Work to complete
Do not carry the pictures over; copy every other part of the entries exactly.
══ Task material ══
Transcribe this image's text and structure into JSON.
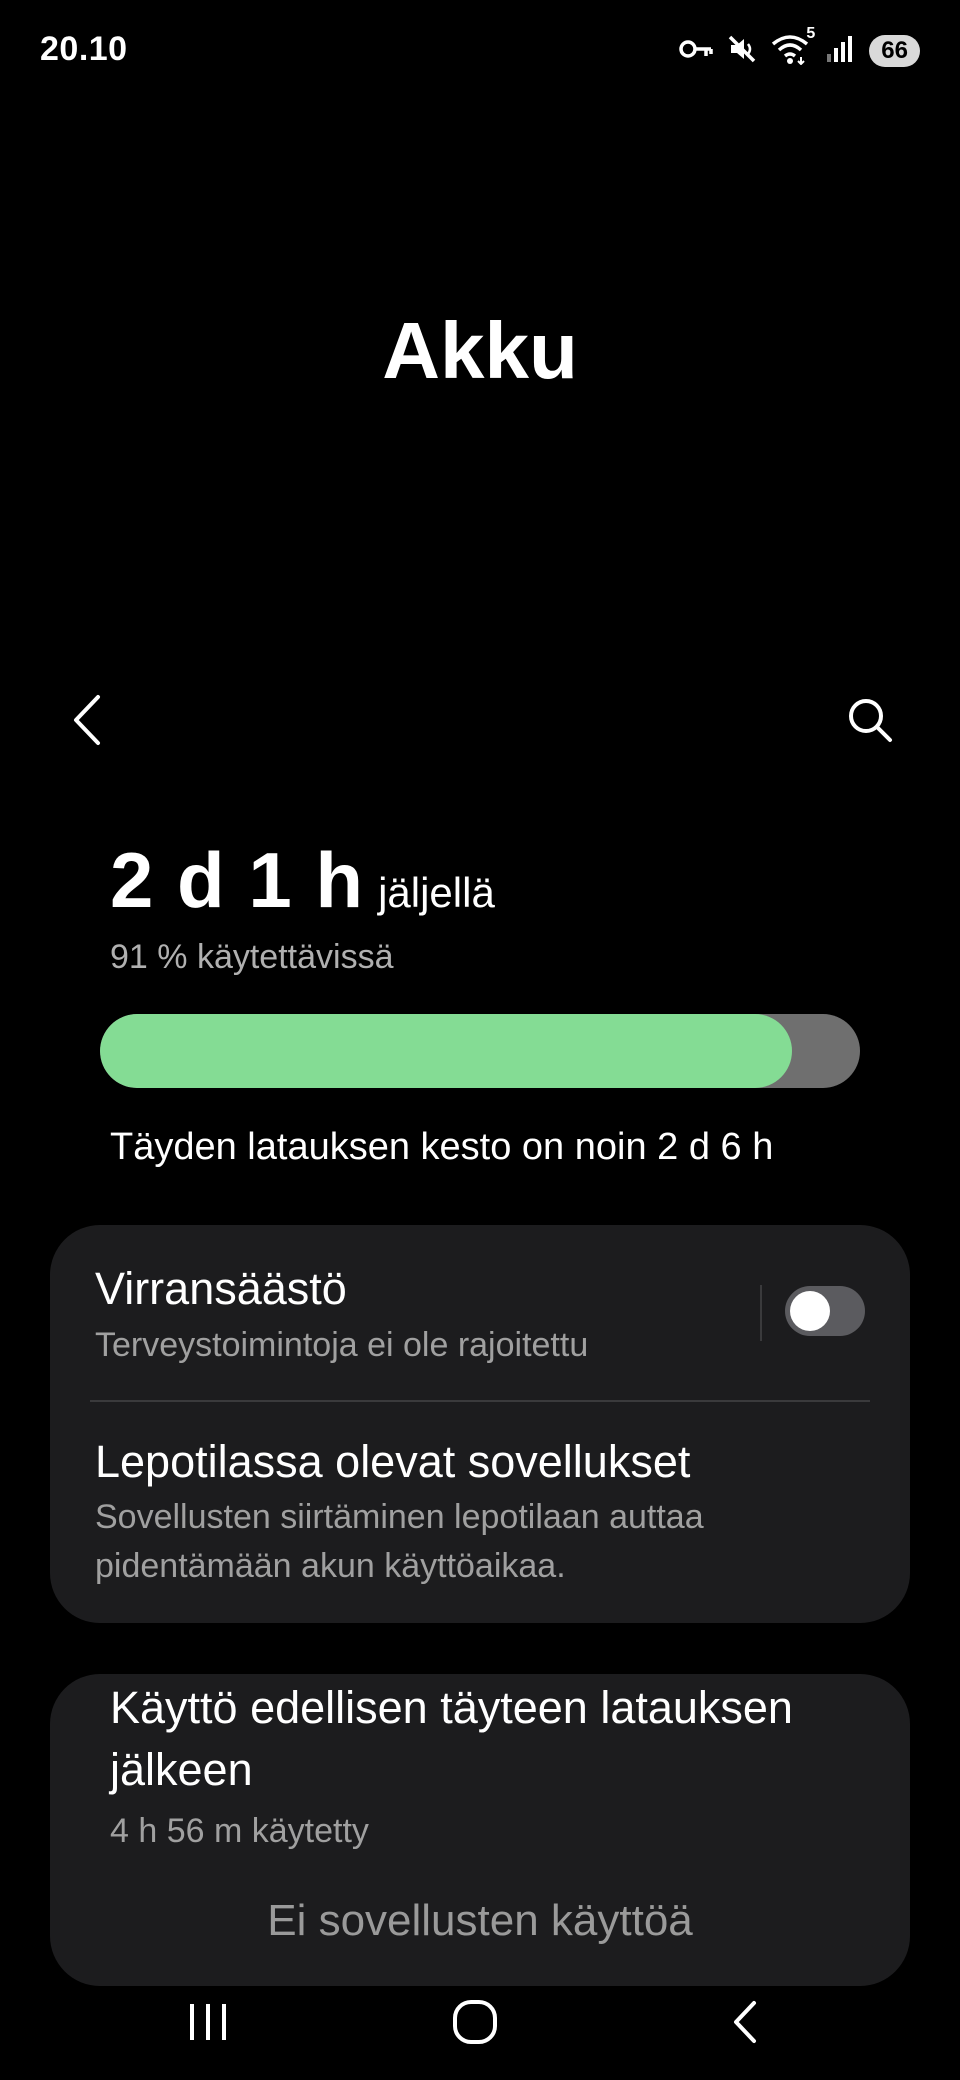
{
  "status_bar": {
    "time": "20.10",
    "icons": [
      "vpn-key-icon",
      "mute-icon",
      "wifi-icon",
      "signal-icon"
    ],
    "wifi_badge": "5",
    "battery": "66"
  },
  "page": {
    "title": "Akku"
  },
  "battery": {
    "remaining_value": "2 d 1 h",
    "remaining_suffix": "jäljellä",
    "available_text": "91 % käytettävissä",
    "level_percent": 91,
    "fill_color": "#84dc94",
    "track_color": "#6f6f6f",
    "charge_time_text": "Täyden latauksen kesto on noin 2 d 6 h"
  },
  "settings": {
    "power_saving": {
      "title": "Virransäästö",
      "subtitle": "Terveystoimintoja ei ole rajoitettu",
      "enabled": false
    },
    "sleeping_apps": {
      "title": "Lepotilassa olevat sovellukset",
      "subtitle_line1": "Sovellusten siirtäminen lepotilaan auttaa",
      "subtitle_line2": "pidentämään akun käyttöaikaa."
    }
  },
  "usage": {
    "title_line1": "Käyttö edellisen täyteen latauksen",
    "title_line2": "jälkeen",
    "used": "4 h 56 m käytetty",
    "empty_message": "Ei sovellusten käyttöä"
  },
  "navigation": [
    "recent-apps-icon",
    "home-icon",
    "back-icon"
  ]
}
═══
Written solution
Transcribe this image's text and structure into JSON.
{
  "status_bar": {
    "time": "20.10",
    "icons": [
      "vpn-key-icon",
      "mute-icon",
      "wifi-icon",
      "signal-icon"
    ],
    "wifi_badge": "5",
    "battery": "66"
  },
  "page": {
    "title": "Akku"
  },
  "battery": {
    "remaining_value": "2 d 1 h",
    "remaining_suffix": "jäljellä",
    "available_text": "91 % käytettävissä",
    "level_percent": 91,
    "fill_color": "#84dc94",
    "track_color": "#6f6f6f",
    "charge_time_text": "Täyden latauksen kesto on noin 2 d 6 h"
  },
  "settings": {
    "power_saving": {
      "title": "Virransäästö",
      "subtitle": "Terveystoimintoja ei ole rajoitettu",
      "enabled": false
    },
    "sleeping_apps": {
      "title": "Lepotilassa olevat sovellukset",
      "subtitle_line1": "Sovellusten siirtäminen lepotilaan auttaa",
      "subtitle_line2": "pidentämään akun käyttöaikaa."
    }
  },
  "usage": {
    "title_line1": "Käyttö edellisen täyteen latauksen",
    "title_line2": "jälkeen",
    "used": "4 h 56 m käytetty",
    "empty_message": "Ei sovellusten käyttöä"
  },
  "navigation": [
    "recent-apps-icon",
    "home-icon",
    "back-icon"
  ]
}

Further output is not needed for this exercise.